Stored records
* * * * * * *

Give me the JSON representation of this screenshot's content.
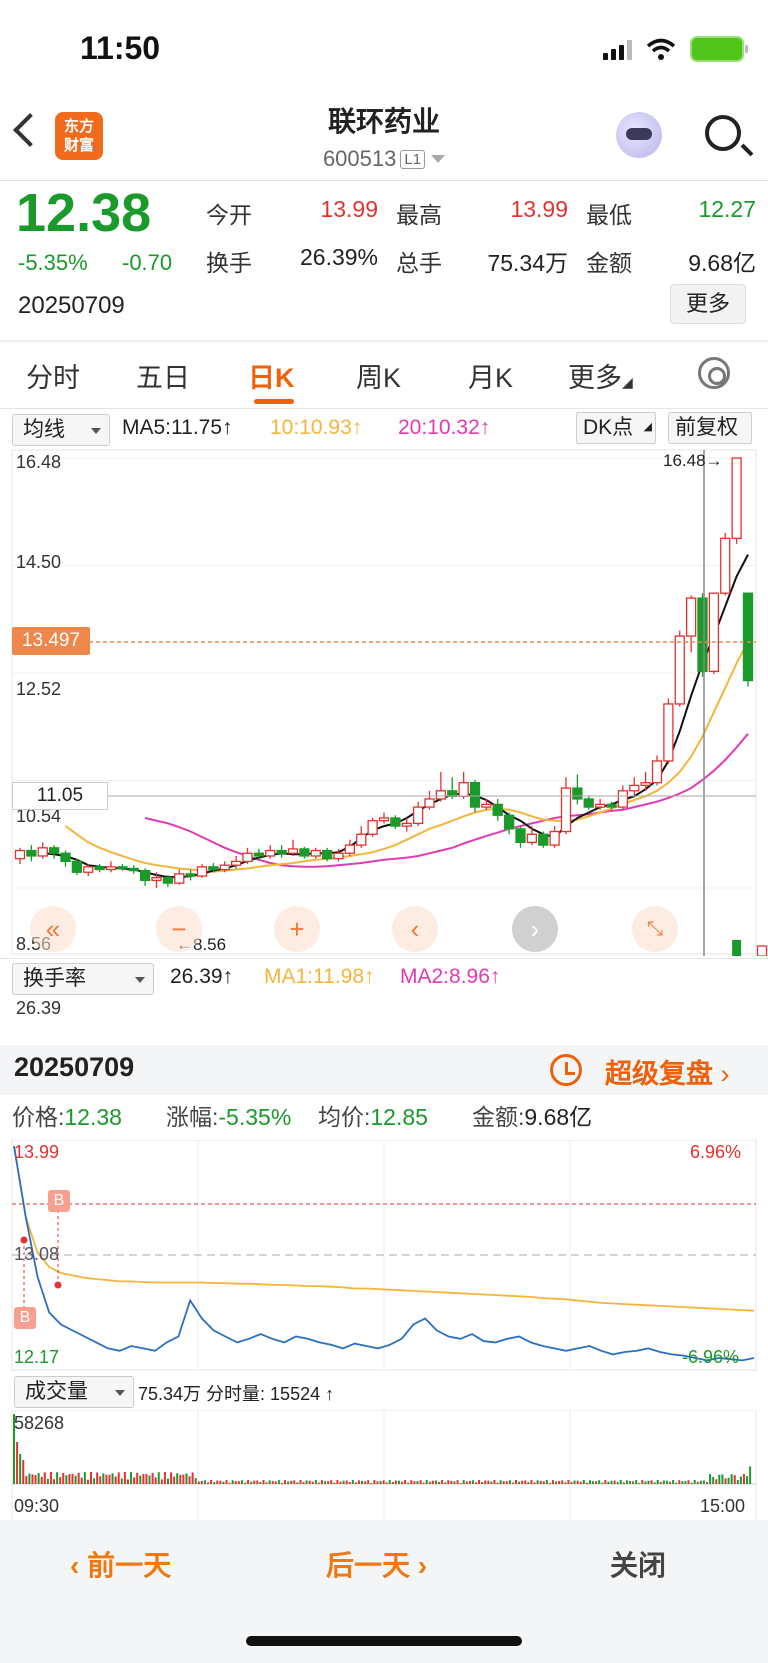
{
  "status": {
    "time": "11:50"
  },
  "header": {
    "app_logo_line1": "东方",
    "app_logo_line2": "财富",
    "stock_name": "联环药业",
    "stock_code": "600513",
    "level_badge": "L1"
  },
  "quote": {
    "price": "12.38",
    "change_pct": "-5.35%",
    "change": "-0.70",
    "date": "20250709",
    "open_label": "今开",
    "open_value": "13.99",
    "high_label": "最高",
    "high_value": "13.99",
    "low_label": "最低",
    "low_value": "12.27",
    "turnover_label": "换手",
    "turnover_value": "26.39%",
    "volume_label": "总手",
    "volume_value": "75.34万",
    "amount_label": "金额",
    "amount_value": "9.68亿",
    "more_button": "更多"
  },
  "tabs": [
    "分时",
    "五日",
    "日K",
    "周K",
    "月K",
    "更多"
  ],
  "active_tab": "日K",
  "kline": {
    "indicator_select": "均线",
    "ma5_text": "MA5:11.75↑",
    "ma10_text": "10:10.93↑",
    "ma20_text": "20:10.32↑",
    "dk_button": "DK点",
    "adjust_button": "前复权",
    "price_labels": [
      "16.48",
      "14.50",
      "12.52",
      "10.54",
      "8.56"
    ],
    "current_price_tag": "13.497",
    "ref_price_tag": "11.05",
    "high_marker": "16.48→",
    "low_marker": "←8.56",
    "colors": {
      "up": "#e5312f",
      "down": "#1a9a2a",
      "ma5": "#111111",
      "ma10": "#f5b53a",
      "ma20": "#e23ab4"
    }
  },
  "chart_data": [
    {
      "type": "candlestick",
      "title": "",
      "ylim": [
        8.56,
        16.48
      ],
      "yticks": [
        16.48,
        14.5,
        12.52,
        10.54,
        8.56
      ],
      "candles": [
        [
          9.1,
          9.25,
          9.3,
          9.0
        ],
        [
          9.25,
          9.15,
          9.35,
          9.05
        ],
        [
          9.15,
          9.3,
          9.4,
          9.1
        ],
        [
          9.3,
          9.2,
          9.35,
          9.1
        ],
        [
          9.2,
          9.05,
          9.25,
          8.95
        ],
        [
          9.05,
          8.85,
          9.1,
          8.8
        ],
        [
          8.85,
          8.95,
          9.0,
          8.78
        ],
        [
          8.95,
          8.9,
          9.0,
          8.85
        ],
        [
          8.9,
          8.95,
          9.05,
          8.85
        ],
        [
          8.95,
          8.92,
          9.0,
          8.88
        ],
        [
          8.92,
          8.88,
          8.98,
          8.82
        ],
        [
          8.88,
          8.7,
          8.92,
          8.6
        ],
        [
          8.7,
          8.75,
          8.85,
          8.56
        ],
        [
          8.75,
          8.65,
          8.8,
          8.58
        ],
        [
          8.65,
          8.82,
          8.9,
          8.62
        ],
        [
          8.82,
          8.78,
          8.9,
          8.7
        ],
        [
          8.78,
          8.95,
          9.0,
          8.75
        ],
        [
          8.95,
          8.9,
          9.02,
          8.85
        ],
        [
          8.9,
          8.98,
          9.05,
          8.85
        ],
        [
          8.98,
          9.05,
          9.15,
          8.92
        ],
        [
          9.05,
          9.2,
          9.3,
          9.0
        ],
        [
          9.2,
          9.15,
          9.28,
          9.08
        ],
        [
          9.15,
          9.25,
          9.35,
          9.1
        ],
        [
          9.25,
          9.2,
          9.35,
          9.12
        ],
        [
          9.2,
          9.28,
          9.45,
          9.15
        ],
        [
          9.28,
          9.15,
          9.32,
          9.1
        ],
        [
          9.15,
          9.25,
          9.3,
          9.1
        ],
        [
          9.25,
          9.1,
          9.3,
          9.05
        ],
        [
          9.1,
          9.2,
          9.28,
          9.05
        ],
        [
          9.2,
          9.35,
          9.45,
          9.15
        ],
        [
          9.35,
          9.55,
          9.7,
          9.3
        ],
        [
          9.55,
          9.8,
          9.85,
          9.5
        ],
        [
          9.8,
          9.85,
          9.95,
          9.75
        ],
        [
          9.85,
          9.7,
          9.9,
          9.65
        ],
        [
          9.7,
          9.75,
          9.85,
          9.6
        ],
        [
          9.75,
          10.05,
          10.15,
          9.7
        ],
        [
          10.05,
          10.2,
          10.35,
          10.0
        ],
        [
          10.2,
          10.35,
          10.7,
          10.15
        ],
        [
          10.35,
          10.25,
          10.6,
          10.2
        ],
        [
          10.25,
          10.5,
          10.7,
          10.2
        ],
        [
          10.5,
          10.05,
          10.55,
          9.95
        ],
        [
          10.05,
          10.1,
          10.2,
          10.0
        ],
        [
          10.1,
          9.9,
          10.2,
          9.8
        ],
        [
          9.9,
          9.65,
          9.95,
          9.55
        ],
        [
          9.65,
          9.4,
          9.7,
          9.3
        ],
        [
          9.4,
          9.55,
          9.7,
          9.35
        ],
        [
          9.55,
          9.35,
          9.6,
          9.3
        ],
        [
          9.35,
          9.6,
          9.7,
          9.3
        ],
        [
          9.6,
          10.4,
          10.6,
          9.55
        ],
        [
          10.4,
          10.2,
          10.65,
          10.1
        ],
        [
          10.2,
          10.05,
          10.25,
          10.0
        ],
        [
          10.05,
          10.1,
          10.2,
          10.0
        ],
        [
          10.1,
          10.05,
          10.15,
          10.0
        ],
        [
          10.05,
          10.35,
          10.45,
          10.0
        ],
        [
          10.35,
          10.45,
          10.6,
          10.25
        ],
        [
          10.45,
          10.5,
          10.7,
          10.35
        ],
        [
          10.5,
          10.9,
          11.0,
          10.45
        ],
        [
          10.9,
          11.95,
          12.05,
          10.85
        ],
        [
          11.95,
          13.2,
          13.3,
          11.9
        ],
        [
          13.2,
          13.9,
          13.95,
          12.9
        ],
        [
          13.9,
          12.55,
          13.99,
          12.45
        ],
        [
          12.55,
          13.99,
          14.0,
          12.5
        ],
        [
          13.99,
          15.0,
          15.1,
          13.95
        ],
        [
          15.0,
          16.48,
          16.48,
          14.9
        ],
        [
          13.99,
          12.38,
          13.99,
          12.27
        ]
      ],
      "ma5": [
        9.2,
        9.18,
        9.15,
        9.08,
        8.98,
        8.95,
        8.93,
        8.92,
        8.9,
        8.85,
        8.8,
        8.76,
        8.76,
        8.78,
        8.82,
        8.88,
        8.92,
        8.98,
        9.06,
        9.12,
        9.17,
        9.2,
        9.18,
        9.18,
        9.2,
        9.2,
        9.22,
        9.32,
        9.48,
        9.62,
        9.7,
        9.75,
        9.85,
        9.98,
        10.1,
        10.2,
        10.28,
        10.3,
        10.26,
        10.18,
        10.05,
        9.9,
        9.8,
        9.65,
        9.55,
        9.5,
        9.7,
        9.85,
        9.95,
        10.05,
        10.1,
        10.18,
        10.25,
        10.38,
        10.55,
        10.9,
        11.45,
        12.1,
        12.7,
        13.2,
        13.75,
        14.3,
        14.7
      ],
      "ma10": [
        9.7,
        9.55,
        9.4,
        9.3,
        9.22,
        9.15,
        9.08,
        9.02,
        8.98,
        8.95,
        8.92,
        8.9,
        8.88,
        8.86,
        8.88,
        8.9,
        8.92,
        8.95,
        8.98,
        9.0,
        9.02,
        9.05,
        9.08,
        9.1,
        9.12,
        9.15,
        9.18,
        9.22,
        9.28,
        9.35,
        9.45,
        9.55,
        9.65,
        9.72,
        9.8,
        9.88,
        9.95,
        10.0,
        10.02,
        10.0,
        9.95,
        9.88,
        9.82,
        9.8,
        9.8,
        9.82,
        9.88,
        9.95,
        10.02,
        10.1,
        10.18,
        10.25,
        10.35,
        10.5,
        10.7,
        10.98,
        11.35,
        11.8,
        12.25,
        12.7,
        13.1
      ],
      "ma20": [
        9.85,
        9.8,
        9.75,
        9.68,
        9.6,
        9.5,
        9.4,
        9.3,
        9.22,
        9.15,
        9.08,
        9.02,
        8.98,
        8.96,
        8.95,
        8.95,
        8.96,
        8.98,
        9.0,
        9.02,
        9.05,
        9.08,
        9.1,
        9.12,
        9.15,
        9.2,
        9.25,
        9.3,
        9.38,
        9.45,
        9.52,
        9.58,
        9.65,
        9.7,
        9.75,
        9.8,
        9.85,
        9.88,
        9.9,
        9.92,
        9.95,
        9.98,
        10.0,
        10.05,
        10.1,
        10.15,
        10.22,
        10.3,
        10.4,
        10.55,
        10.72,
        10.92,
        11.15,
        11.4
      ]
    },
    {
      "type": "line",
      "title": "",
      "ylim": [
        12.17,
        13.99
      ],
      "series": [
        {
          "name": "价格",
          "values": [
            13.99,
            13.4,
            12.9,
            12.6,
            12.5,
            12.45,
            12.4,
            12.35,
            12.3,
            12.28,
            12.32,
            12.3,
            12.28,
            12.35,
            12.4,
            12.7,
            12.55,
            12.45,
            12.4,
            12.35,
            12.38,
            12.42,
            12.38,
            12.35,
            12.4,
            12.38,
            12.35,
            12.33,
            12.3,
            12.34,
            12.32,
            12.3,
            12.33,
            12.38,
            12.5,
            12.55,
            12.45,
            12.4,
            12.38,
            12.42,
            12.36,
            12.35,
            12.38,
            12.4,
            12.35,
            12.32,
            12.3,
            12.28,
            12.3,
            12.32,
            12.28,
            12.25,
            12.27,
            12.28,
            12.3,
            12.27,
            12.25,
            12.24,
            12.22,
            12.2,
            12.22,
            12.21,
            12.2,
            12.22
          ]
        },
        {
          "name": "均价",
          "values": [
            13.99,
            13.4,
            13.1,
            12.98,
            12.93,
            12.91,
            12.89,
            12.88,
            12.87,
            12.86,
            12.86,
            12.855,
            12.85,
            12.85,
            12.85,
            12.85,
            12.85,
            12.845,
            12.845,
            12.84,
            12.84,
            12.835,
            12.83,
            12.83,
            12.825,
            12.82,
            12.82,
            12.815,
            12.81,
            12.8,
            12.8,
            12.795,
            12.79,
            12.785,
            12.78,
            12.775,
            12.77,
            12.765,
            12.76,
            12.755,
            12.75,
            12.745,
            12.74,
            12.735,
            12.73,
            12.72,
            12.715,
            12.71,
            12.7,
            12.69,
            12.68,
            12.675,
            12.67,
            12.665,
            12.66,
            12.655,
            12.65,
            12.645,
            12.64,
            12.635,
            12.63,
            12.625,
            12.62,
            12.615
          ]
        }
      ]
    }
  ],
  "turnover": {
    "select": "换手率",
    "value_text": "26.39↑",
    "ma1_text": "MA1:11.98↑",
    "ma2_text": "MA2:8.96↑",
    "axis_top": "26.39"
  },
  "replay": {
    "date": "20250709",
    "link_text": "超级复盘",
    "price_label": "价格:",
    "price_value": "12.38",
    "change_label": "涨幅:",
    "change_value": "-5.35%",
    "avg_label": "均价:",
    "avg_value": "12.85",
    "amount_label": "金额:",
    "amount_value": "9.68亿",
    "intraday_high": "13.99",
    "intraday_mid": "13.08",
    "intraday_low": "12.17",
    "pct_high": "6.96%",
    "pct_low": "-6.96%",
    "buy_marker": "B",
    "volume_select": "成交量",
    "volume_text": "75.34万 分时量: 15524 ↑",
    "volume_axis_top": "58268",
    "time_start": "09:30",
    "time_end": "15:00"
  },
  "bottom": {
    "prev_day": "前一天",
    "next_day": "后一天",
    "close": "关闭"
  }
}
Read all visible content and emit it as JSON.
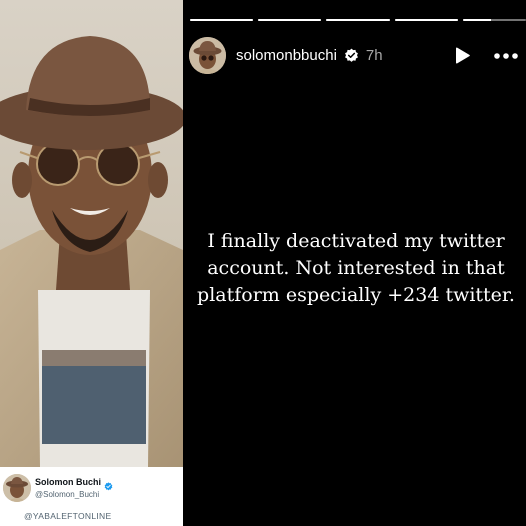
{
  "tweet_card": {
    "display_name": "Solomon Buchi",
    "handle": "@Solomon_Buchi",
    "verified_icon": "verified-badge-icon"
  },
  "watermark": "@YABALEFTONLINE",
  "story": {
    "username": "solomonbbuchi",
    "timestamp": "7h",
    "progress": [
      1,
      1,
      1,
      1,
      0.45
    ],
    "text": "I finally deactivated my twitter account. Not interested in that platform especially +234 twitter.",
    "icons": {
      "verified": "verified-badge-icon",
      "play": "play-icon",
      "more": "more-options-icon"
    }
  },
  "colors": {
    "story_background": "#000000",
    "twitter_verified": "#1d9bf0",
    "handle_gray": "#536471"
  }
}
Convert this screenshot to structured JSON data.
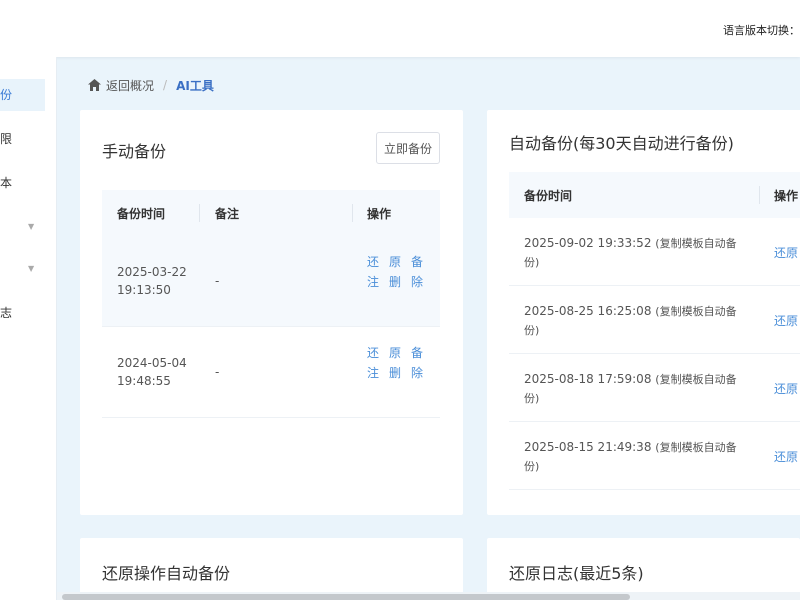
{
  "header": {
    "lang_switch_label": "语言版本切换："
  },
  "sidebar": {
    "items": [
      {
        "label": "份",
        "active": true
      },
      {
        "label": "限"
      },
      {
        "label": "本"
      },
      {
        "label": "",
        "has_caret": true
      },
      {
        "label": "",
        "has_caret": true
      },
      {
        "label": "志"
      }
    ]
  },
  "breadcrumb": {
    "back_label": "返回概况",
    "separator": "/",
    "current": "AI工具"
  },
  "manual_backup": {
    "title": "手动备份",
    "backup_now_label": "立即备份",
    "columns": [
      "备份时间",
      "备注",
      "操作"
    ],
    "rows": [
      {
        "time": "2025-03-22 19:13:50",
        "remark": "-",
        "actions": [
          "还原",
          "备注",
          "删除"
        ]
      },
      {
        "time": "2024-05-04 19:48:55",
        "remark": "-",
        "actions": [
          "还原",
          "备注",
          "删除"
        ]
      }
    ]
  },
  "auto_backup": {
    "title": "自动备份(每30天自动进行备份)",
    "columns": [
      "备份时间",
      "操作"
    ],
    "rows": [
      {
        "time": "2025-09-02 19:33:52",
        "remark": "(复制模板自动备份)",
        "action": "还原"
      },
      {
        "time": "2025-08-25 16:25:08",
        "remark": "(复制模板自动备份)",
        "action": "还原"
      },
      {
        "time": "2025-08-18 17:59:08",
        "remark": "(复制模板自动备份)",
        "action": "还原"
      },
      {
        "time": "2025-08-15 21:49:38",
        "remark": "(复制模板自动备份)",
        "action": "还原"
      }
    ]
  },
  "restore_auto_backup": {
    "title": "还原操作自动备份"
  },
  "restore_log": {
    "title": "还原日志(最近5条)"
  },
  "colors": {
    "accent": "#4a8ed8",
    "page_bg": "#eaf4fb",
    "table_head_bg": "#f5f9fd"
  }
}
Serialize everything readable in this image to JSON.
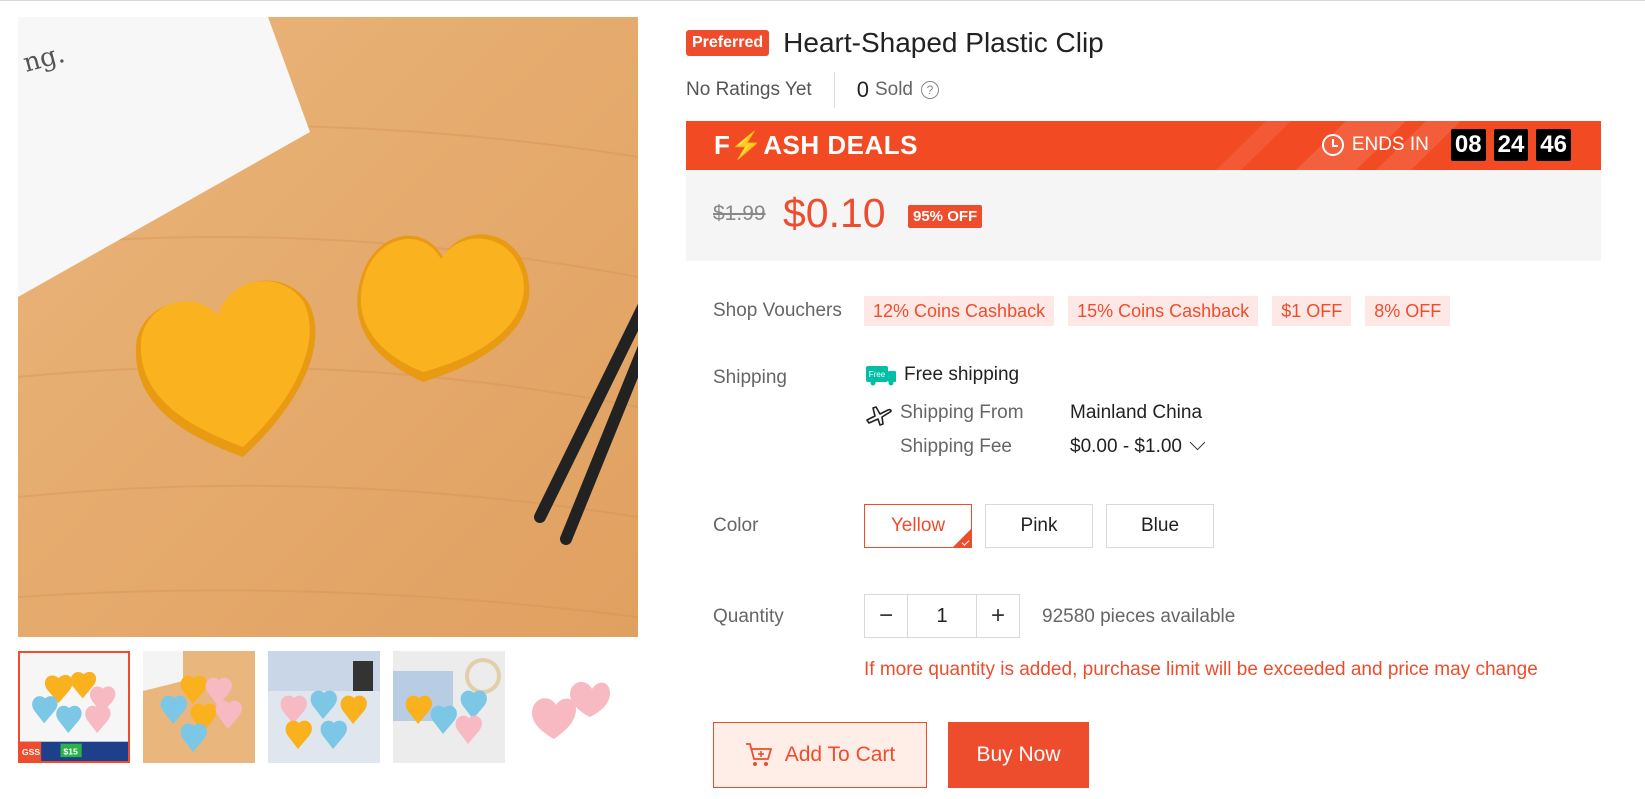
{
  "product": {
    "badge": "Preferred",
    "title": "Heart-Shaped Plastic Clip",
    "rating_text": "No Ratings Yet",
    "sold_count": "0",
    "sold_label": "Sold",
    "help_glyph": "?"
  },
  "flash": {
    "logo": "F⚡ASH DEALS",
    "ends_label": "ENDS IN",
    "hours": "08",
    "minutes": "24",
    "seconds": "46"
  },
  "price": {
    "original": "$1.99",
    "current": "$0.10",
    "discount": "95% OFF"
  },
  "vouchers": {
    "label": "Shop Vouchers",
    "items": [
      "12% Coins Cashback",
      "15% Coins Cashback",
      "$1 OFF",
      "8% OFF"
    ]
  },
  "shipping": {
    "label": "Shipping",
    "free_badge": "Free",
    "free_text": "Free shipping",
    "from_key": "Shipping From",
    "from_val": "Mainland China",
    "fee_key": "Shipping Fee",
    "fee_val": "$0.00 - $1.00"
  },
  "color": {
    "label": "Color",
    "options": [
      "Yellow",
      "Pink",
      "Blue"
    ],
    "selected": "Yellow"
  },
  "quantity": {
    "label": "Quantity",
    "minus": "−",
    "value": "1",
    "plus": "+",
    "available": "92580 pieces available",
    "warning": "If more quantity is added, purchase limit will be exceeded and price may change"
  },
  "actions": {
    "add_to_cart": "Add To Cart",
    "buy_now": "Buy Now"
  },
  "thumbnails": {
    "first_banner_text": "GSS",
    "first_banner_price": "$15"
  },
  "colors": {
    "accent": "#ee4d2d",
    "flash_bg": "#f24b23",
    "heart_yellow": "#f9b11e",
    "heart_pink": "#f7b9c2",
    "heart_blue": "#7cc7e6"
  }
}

* * * * * * *

## [Exercise task]
Identify every line holding the word "content" and copy it out.

## [Answer to this problem]
Give me the JSON representation of this screenshot's content.
Read all visible content and emit it as JSON.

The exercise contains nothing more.